→ **Exercise**: Extract each line bearing the word "Units".

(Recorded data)

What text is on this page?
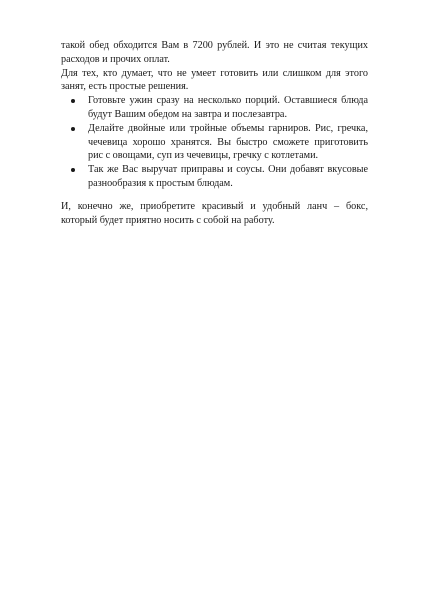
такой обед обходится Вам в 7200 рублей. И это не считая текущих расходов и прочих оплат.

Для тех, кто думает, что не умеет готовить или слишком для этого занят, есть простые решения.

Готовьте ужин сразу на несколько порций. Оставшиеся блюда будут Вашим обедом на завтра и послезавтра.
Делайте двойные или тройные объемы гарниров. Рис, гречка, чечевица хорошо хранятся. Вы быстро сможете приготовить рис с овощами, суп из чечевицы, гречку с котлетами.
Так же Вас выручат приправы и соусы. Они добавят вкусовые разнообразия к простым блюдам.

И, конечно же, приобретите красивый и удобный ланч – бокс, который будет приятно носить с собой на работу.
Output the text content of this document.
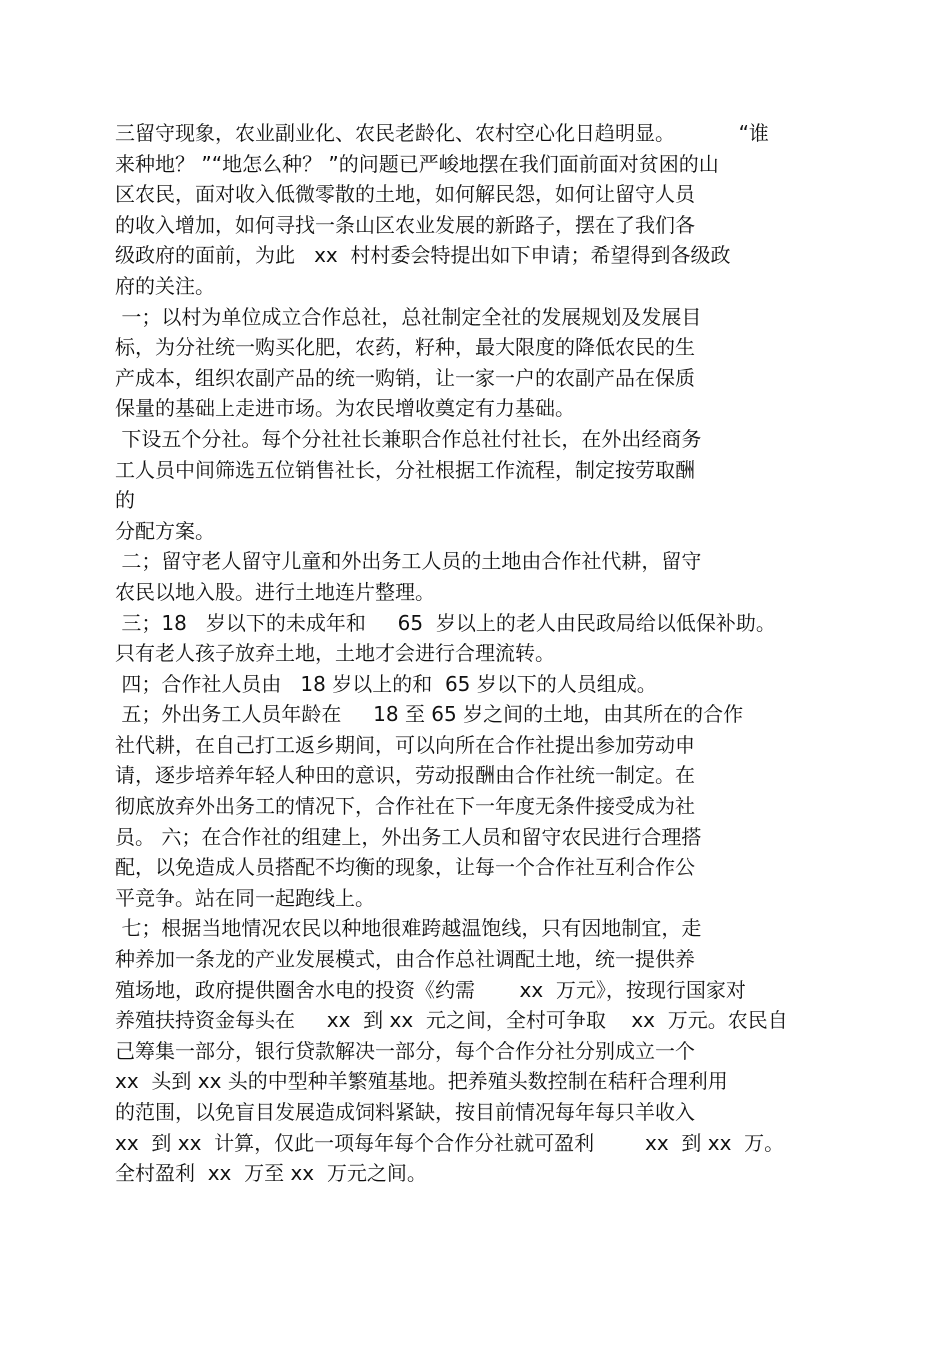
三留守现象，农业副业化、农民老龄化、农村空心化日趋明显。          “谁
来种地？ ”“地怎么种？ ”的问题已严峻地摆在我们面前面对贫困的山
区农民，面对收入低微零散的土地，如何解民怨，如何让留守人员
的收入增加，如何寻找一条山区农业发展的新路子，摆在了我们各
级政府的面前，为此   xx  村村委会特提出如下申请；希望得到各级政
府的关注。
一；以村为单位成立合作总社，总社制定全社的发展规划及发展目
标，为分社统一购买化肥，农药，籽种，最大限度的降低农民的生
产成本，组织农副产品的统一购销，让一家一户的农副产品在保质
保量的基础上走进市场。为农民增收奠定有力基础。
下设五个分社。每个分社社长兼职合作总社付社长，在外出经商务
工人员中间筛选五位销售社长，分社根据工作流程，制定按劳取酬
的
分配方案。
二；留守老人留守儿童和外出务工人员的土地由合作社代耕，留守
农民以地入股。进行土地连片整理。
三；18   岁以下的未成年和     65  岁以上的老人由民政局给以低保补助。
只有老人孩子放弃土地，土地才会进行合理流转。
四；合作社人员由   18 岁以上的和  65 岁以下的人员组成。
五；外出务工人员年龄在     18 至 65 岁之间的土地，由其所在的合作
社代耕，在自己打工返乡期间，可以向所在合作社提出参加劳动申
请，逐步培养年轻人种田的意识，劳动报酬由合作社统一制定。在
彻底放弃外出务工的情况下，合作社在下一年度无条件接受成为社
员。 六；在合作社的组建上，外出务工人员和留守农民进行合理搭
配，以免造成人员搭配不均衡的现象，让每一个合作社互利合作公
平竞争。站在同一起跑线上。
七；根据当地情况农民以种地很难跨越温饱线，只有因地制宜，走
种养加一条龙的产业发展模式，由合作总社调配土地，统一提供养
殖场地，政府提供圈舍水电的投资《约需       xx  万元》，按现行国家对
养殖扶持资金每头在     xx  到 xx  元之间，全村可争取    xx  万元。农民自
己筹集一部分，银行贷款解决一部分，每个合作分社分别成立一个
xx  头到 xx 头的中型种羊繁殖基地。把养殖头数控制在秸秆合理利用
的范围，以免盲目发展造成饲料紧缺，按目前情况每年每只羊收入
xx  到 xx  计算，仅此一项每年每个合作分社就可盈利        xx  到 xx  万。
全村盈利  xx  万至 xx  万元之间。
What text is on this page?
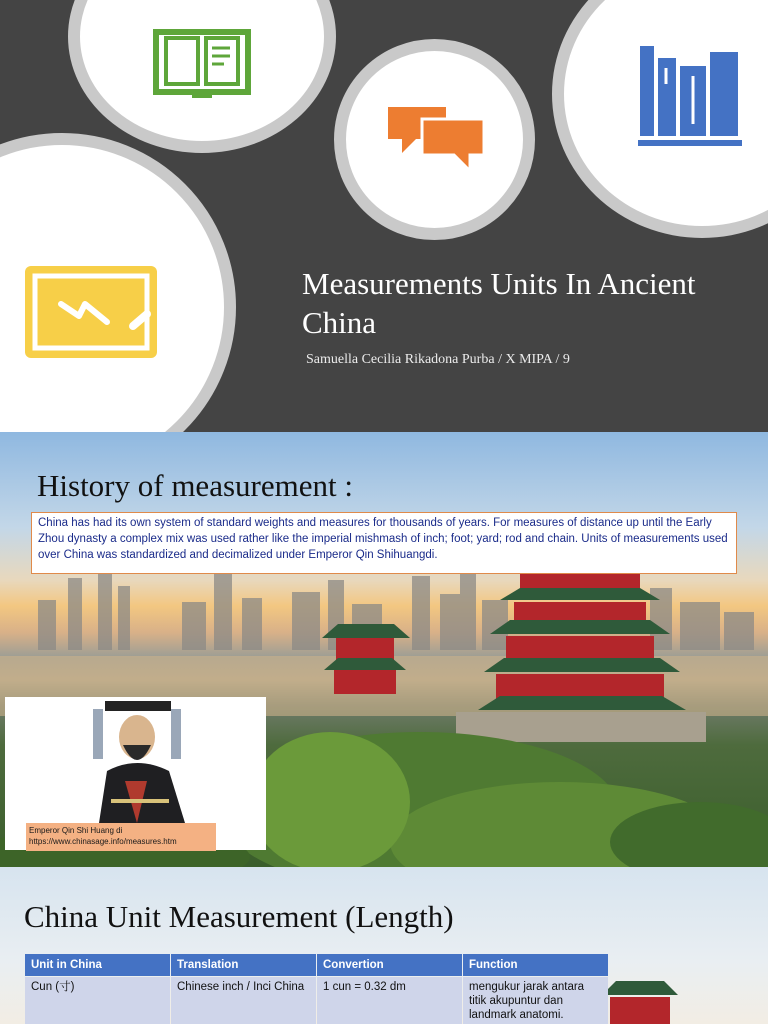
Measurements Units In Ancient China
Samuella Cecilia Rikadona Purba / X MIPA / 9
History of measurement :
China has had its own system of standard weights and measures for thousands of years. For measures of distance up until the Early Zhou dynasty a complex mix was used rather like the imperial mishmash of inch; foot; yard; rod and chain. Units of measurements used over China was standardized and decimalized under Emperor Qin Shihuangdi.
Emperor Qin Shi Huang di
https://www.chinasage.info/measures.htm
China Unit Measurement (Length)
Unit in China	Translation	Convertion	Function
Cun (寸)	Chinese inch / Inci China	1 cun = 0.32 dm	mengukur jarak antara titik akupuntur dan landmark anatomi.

→ **Answer**:
Measurements Units In Ancient China
China has had its own system of standard weights and measures for thousands of years. For measures of distance up until the Early Zhou dynasty a complex mix was used rather like the imperial mishmash of inch; foot; yard; rod and chain. Units of measurements used over China was standardized and decimalized under Emperor Qin Shihuangdi.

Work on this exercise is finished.